GIVEN TASK
In the listing below, find every line containing "JSON" and copy it out.

RAW RECORDS
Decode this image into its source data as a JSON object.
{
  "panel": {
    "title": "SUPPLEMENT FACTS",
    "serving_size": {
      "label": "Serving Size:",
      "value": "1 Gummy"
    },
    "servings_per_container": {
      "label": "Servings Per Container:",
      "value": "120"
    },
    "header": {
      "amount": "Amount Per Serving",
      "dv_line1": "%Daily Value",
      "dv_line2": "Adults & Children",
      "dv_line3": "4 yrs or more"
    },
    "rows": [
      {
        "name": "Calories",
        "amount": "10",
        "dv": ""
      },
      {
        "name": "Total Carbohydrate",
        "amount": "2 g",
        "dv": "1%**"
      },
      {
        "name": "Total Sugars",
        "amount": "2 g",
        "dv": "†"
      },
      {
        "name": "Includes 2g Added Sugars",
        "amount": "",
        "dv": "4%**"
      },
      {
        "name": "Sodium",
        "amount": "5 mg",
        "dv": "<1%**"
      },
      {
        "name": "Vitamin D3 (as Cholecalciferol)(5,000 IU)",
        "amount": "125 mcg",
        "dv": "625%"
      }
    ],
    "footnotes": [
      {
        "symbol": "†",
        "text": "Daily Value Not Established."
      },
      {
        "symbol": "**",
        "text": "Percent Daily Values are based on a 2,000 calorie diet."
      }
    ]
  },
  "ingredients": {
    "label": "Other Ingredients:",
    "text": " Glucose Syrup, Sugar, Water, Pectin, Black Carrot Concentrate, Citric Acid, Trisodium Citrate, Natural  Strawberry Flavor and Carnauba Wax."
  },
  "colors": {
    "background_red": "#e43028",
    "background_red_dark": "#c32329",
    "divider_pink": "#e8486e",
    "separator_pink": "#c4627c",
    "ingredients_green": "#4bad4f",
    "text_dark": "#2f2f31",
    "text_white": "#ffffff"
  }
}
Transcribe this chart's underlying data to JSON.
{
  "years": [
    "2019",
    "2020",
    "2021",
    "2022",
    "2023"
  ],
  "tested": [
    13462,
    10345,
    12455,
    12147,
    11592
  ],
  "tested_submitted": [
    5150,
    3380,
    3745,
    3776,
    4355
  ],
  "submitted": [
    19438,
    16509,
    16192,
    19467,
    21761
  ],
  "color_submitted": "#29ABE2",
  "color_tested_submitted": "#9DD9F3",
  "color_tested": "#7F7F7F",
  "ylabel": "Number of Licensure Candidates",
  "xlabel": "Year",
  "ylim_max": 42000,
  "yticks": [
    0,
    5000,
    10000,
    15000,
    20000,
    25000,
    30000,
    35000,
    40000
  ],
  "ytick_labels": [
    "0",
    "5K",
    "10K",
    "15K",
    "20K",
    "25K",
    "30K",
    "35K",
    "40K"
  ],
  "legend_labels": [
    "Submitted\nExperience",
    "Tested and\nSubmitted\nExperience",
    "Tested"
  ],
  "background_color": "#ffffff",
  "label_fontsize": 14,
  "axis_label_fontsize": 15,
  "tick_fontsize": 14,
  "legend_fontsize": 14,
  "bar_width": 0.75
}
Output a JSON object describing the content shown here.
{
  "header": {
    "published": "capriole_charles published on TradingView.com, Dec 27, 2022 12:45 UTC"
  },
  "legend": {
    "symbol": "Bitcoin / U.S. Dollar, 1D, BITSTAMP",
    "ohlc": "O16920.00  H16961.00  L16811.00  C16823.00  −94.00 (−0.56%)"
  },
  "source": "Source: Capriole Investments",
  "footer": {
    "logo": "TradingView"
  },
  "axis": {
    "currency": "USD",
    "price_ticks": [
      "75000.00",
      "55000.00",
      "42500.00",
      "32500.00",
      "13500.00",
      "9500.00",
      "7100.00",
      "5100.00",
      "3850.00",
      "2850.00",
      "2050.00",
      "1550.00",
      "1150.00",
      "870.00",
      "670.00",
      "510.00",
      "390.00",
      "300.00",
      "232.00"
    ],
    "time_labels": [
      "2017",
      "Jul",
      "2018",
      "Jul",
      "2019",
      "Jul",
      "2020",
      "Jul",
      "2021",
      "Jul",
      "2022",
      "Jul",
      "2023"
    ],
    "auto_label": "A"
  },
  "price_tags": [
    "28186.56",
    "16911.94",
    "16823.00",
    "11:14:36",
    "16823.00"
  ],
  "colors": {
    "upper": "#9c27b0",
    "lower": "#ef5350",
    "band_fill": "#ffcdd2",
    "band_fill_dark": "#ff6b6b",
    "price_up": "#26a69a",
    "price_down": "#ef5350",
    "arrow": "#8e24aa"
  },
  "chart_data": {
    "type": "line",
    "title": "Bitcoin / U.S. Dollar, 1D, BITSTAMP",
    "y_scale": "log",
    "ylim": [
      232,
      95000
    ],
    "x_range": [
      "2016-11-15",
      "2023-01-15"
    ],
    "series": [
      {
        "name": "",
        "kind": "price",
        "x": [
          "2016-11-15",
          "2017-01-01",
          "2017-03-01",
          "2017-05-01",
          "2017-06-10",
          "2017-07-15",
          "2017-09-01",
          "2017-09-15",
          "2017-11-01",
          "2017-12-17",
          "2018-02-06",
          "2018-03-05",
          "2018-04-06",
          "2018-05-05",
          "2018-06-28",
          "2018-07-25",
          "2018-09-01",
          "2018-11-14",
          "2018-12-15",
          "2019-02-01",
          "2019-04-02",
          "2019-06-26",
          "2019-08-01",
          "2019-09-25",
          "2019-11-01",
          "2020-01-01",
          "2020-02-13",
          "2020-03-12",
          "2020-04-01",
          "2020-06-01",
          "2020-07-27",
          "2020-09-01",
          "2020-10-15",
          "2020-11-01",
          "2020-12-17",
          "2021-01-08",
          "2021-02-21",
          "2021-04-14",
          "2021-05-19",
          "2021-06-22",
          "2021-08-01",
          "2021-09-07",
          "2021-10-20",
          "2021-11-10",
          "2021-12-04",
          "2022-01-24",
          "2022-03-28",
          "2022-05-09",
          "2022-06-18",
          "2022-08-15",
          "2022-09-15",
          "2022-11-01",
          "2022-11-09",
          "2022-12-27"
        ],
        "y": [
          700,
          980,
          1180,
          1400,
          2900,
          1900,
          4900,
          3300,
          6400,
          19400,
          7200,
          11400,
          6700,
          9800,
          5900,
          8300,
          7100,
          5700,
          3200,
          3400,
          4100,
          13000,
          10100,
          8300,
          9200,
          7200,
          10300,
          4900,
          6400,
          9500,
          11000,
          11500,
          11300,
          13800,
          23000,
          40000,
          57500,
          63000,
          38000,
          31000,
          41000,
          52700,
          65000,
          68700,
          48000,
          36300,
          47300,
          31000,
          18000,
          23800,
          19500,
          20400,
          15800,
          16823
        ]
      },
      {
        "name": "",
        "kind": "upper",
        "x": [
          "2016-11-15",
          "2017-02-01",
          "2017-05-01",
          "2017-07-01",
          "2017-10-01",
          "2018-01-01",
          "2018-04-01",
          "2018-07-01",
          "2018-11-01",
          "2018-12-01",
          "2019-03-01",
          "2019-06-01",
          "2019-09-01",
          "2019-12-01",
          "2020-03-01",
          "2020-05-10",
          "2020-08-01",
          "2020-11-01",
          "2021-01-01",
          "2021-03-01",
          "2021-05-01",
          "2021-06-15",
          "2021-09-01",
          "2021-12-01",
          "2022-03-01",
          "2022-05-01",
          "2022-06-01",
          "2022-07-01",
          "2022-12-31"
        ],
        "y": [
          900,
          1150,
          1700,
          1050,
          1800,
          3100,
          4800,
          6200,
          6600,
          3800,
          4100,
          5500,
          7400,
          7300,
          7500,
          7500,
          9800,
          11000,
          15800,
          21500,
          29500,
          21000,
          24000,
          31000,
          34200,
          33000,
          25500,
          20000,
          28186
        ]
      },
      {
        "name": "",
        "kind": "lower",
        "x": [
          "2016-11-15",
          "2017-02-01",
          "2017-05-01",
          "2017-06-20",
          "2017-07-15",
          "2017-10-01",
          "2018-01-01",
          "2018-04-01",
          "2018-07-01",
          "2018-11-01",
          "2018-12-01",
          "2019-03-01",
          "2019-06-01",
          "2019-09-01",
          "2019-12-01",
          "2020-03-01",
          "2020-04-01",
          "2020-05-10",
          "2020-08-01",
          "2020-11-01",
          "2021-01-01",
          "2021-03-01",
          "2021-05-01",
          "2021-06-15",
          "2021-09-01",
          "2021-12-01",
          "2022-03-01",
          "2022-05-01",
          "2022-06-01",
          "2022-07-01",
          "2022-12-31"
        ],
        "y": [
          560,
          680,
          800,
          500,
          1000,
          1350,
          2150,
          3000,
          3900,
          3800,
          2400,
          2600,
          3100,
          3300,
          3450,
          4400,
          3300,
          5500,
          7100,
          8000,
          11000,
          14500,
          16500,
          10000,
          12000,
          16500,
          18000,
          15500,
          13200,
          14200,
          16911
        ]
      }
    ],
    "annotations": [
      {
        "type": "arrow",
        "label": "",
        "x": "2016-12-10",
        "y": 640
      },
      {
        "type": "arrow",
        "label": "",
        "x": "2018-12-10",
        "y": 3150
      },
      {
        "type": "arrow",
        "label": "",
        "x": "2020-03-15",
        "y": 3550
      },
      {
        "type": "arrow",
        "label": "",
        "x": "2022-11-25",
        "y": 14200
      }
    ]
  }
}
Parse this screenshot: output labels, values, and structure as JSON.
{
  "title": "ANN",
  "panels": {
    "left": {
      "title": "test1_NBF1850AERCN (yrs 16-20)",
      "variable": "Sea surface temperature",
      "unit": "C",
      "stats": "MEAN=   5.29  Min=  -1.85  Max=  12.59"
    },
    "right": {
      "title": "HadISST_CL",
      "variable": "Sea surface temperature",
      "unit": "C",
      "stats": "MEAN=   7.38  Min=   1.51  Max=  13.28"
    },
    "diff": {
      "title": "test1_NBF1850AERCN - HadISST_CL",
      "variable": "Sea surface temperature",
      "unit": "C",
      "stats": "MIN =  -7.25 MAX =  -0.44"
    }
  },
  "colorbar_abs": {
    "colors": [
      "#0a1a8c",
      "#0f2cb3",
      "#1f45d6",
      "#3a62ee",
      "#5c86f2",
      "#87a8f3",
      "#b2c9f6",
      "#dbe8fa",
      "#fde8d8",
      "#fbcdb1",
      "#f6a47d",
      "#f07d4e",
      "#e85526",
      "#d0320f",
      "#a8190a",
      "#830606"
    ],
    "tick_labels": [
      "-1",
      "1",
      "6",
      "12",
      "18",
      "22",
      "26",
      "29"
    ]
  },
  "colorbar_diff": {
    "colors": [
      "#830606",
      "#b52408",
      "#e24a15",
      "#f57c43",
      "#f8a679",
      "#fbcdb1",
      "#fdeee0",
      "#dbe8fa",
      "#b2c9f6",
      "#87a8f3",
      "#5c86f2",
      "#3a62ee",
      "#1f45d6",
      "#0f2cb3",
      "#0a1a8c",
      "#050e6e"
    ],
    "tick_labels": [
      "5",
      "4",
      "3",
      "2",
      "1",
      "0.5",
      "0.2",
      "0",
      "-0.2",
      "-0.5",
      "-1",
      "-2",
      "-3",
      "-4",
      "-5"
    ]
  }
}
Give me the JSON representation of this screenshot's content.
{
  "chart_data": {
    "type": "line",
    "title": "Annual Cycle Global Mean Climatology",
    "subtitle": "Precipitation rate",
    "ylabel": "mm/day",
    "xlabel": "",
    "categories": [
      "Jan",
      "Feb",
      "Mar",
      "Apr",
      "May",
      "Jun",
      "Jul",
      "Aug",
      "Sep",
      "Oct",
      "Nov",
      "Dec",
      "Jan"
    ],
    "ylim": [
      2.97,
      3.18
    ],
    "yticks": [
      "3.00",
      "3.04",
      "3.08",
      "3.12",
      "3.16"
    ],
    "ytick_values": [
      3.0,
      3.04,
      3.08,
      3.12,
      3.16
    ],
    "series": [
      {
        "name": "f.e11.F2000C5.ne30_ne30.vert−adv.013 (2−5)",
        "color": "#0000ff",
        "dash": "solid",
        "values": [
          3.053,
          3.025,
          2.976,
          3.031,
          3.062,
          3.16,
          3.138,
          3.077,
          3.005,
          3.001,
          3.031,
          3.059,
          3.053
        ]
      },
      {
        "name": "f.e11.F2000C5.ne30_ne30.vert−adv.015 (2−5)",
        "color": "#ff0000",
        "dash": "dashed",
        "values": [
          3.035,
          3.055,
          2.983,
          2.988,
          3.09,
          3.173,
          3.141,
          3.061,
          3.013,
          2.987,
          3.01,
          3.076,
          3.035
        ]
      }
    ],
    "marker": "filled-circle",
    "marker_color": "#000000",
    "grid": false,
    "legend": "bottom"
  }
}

ANSWER
Decode this image into its source data as a JSON object.
Transcribe this chart's underlying data to JSON.
Output a JSON object describing the content shown here.
Parse this screenshot: output labels, values, and structure as JSON.
Give me the JSON representation of this screenshot's content.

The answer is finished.